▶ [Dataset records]

□ □ □ □

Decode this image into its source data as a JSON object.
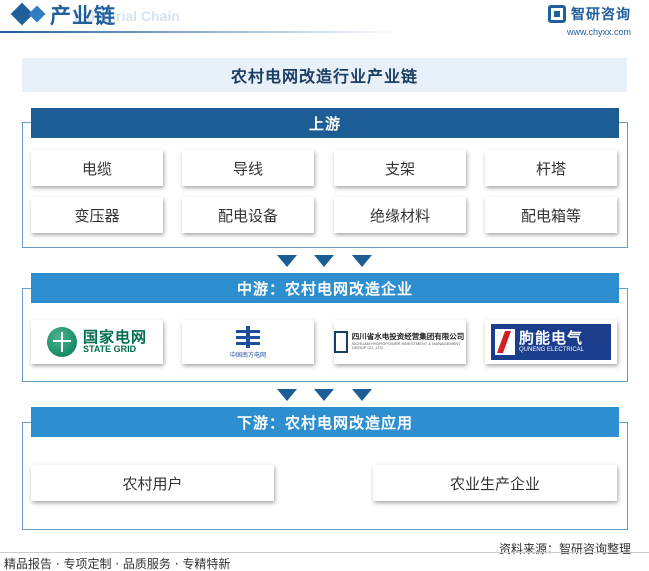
{
  "header": {
    "title": "产业链",
    "subtitle": "Industrial Chain",
    "brand_name": "智研咨询",
    "brand_url": "www.chyxx.com"
  },
  "main_title": "农村电网改造行业产业链",
  "upstream": {
    "label": "上游",
    "items": [
      "电缆",
      "导线",
      "支架",
      "杆塔",
      "变压器",
      "配电设备",
      "绝缘材料",
      "配电箱等"
    ]
  },
  "midstream": {
    "label": "中游：农村电网改造企业",
    "companies": {
      "state_grid_cn": "国家电网",
      "state_grid_en": "STATE GRID",
      "csg_cn": "中国南方电网",
      "sichuan_cn": "四川省水电投资经营集团有限公司",
      "sichuan_en": "SICHUAN HYDROPOWER INVESTMENT & MANAGEMENT GROUP CO.,LTD",
      "quneng_cn": "朐能电气",
      "quneng_en": "QUNENG ELECTRICAL"
    }
  },
  "downstream": {
    "label": "下游：农村电网改造应用",
    "items": [
      "农村用户",
      "农业生产企业"
    ]
  },
  "source": "资料来源：智研咨询整理",
  "footer": "精品报告 · 专项定制 · 品质服务 · 专精特新",
  "colors": {
    "dark_blue": "#1c5d96",
    "light_blue": "#2d8fd0"
  }
}
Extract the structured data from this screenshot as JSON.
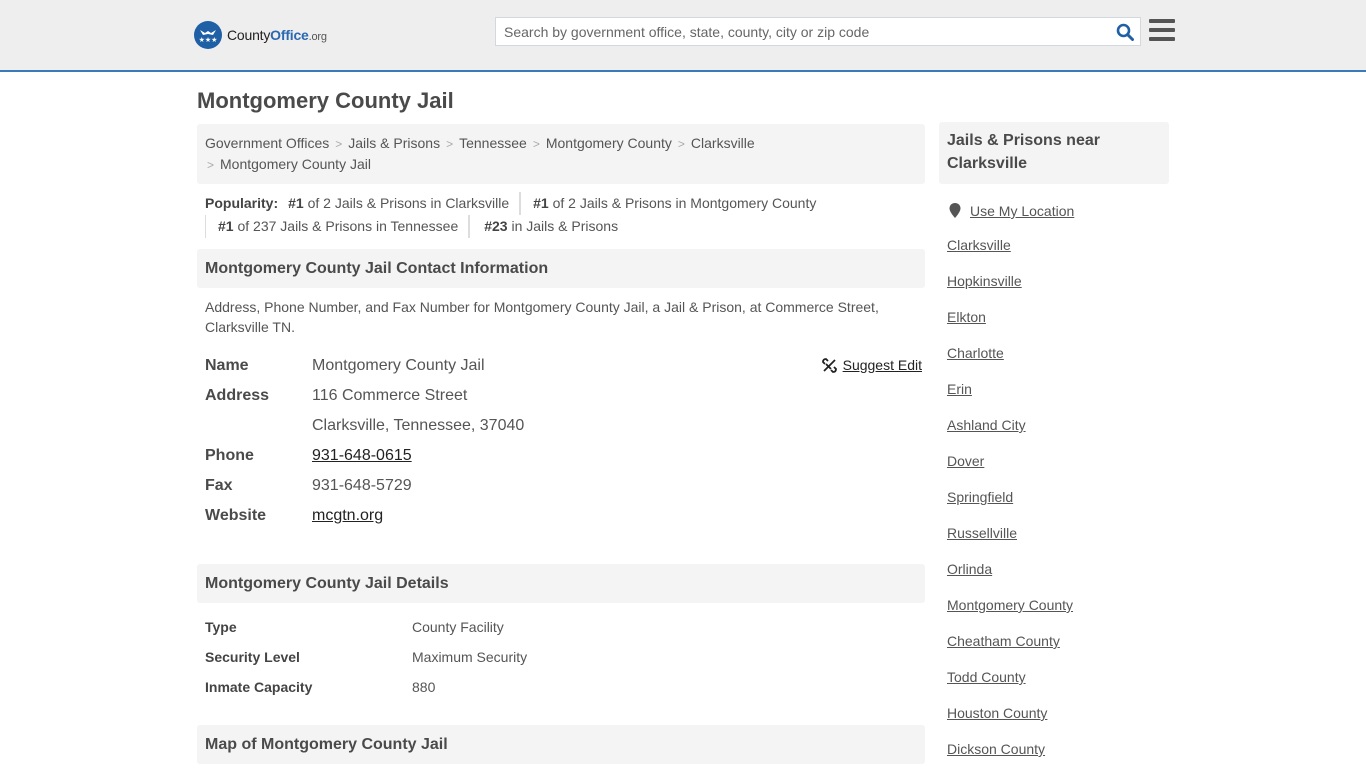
{
  "header": {
    "logo": {
      "county": "County",
      "office": "Office",
      "tld": ".org"
    },
    "search": {
      "placeholder": "Search by government office, state, county, city or zip code",
      "value": ""
    },
    "brand_color": "#2a68b1",
    "accent_border": "#3a7ab8"
  },
  "page": {
    "title": "Montgomery County Jail"
  },
  "breadcrumb": [
    {
      "label": "Government Offices"
    },
    {
      "label": "Jails & Prisons"
    },
    {
      "label": "Tennessee"
    },
    {
      "label": "Montgomery County"
    },
    {
      "label": "Clarksville"
    },
    {
      "label": "Montgomery County Jail"
    }
  ],
  "popularity": {
    "label": "Popularity:",
    "items": [
      {
        "rank": "#1",
        "text": " of 2 Jails & Prisons in Clarksville"
      },
      {
        "rank": "#1",
        "text": " of 2 Jails & Prisons in Montgomery County"
      },
      {
        "rank": "#1",
        "text": " of 237 Jails & Prisons in Tennessee"
      },
      {
        "rank": "#23",
        "text": " in Jails & Prisons"
      }
    ]
  },
  "contact": {
    "heading": "Montgomery County Jail Contact Information",
    "description": "Address, Phone Number, and Fax Number for Montgomery County Jail, a Jail & Prison, at Commerce Street, Clarksville TN.",
    "suggest_edit": "Suggest Edit",
    "name_label": "Name",
    "name": "Montgomery County Jail",
    "address_label": "Address",
    "address_line1": "116 Commerce Street",
    "address_line2": "Clarksville, Tennessee, 37040",
    "phone_label": "Phone",
    "phone": "931-648-0615",
    "fax_label": "Fax",
    "fax": "931-648-5729",
    "website_label": "Website",
    "website": "mcgtn.org"
  },
  "details": {
    "heading": "Montgomery County Jail Details",
    "rows": [
      {
        "label": "Type",
        "value": "County Facility"
      },
      {
        "label": "Security Level",
        "value": "Maximum Security"
      },
      {
        "label": "Inmate Capacity",
        "value": "880"
      }
    ]
  },
  "map": {
    "heading": "Map of Montgomery County Jail"
  },
  "sidebar": {
    "heading": "Jails & Prisons near Clarksville",
    "use_location": "Use My Location",
    "links": [
      "Clarksville",
      "Hopkinsville",
      "Elkton",
      "Charlotte",
      "Erin",
      "Ashland City",
      "Dover",
      "Springfield",
      "Russellville",
      "Orlinda",
      "Montgomery County",
      "Cheatham County",
      "Todd County",
      "Houston County",
      "Dickson County"
    ]
  }
}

□ □ □ □

▶ [Problem to work on] Copy every line of the records above that contains "value".

▶ [The reply]
      "value": ""
        "value": "County Facility"
        "value": "Maximum Security"
        "value": "880"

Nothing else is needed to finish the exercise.